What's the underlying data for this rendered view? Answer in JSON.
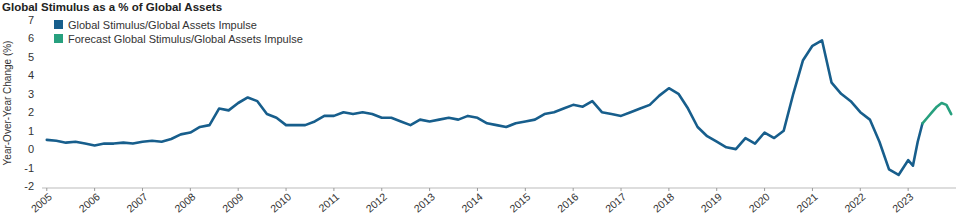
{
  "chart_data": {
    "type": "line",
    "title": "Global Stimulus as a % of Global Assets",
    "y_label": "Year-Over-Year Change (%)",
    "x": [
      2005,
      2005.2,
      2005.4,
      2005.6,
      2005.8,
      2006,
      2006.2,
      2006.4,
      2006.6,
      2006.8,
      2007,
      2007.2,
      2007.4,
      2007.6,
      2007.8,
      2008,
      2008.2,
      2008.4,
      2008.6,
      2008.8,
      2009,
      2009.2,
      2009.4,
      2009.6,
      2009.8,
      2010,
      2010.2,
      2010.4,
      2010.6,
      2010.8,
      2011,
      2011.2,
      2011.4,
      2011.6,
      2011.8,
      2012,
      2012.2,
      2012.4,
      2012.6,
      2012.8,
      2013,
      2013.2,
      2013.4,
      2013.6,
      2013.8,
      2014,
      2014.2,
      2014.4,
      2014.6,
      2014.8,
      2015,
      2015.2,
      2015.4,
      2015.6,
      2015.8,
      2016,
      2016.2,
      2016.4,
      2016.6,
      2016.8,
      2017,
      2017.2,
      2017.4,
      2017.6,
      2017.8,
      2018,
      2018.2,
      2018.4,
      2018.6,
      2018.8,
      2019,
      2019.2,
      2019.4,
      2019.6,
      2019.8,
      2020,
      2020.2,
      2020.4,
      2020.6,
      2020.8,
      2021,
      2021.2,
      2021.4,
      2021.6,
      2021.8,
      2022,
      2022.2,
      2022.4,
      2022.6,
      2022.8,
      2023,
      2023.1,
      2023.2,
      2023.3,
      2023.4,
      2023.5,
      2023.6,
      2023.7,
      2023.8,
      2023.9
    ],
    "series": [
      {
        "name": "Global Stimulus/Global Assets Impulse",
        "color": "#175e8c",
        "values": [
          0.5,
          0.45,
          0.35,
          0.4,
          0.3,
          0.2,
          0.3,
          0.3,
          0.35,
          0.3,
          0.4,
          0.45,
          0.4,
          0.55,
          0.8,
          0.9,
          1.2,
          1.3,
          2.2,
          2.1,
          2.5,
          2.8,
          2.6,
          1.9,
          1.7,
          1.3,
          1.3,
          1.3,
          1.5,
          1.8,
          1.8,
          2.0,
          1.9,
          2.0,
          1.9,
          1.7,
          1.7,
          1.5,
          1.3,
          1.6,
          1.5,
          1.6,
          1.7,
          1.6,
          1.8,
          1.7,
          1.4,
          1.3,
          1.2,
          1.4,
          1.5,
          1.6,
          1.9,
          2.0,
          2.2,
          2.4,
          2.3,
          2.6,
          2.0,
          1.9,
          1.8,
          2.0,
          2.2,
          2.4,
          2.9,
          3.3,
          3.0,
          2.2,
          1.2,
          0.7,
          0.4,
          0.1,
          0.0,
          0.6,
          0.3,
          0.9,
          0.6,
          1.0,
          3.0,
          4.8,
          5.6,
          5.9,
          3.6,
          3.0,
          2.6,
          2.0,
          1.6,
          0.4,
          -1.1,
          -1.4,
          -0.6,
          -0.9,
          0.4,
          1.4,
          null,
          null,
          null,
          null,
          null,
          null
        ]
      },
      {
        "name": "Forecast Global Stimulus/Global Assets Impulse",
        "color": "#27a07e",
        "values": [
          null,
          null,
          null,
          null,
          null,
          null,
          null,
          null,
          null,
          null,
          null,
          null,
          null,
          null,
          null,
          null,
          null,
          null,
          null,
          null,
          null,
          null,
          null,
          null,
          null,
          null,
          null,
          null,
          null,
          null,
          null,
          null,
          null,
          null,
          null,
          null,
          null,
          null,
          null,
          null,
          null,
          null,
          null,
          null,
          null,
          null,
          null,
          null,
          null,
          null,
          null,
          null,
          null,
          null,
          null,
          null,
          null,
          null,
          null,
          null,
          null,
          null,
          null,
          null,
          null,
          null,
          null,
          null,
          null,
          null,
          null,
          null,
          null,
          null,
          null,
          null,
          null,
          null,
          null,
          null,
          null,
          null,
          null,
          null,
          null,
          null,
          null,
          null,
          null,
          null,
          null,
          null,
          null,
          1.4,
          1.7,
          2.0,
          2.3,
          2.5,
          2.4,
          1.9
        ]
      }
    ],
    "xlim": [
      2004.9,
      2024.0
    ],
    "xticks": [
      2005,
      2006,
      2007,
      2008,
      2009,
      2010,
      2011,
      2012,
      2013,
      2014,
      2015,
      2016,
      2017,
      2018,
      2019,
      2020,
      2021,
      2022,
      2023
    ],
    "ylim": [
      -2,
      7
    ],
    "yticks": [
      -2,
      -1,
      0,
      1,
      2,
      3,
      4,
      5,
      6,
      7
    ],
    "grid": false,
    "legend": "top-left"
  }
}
...
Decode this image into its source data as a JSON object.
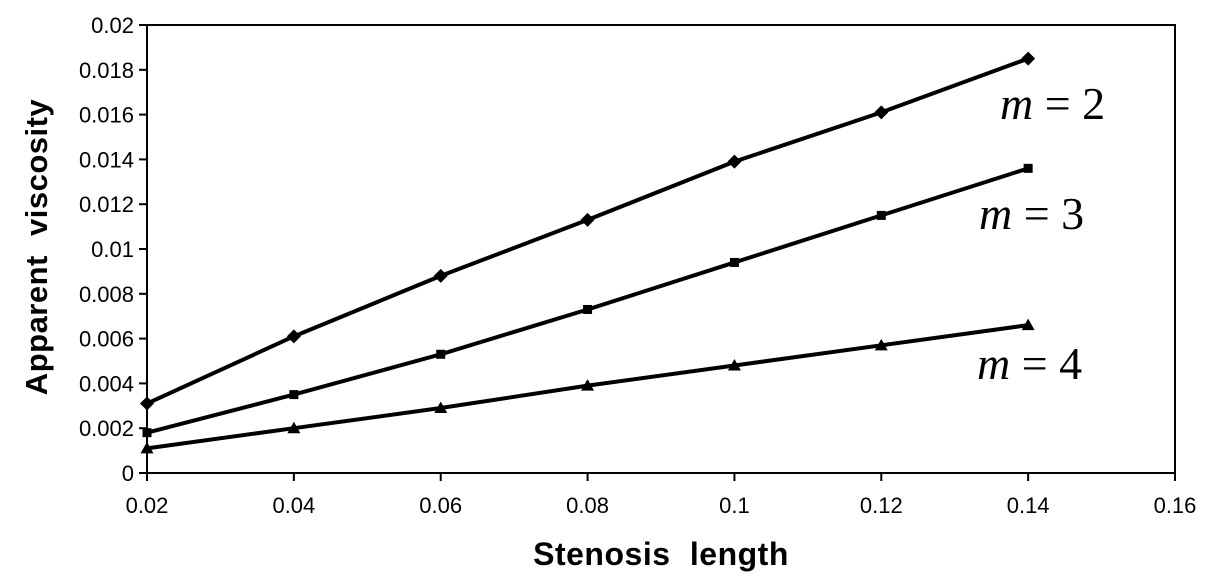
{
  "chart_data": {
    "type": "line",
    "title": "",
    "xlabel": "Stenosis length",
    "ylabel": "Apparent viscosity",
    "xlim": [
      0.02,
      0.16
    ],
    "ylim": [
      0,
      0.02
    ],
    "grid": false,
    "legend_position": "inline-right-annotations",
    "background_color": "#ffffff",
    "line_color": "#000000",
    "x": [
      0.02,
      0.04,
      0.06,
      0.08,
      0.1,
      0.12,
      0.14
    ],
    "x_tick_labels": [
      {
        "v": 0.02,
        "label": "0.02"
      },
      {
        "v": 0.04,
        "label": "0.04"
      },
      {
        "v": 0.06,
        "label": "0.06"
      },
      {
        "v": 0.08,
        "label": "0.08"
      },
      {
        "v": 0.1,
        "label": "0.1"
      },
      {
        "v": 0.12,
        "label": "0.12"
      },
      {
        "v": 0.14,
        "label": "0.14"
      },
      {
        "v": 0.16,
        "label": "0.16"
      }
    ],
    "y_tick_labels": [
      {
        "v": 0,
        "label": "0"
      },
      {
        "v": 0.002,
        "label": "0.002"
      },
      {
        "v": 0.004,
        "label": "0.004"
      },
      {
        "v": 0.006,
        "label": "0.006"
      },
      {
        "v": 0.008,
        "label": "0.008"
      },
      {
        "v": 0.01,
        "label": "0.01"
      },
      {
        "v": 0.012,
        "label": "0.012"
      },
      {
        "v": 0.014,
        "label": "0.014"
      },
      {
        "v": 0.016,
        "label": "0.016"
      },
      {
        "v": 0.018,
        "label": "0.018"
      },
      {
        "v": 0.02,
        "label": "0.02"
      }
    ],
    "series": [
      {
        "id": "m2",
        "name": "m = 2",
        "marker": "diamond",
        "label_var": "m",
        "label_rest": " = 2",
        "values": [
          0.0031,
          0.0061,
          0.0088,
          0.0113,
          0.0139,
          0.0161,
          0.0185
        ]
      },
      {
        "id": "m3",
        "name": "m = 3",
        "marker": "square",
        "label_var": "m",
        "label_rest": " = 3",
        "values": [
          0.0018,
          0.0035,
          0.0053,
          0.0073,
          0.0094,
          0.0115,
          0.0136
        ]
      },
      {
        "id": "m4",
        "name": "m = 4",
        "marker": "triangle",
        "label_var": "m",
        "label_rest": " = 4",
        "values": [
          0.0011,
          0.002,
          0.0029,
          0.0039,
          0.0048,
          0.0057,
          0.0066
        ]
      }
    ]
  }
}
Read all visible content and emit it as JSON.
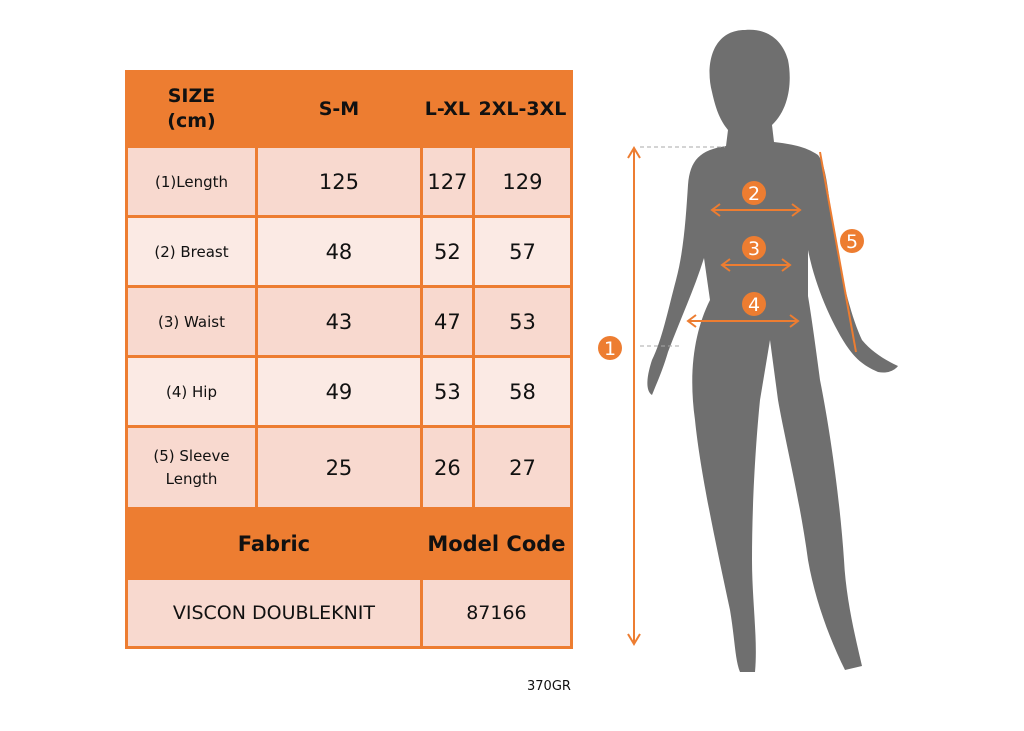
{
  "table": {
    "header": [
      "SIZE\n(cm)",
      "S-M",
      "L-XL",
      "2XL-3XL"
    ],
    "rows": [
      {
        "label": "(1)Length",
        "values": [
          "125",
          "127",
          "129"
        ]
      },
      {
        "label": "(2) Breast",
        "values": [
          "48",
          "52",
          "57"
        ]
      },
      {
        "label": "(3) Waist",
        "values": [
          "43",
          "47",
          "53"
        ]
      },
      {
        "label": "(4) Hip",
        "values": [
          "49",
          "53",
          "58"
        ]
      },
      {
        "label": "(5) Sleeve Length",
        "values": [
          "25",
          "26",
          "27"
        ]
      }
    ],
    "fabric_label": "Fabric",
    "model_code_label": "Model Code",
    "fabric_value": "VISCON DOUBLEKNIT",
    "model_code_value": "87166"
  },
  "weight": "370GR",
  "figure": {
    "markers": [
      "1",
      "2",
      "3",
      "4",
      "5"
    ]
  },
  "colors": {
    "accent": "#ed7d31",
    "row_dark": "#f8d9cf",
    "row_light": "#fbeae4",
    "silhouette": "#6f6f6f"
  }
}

Request: For the material, find the number of lines holding the word "title" and give that figure and nothing more.

Output of the task: 2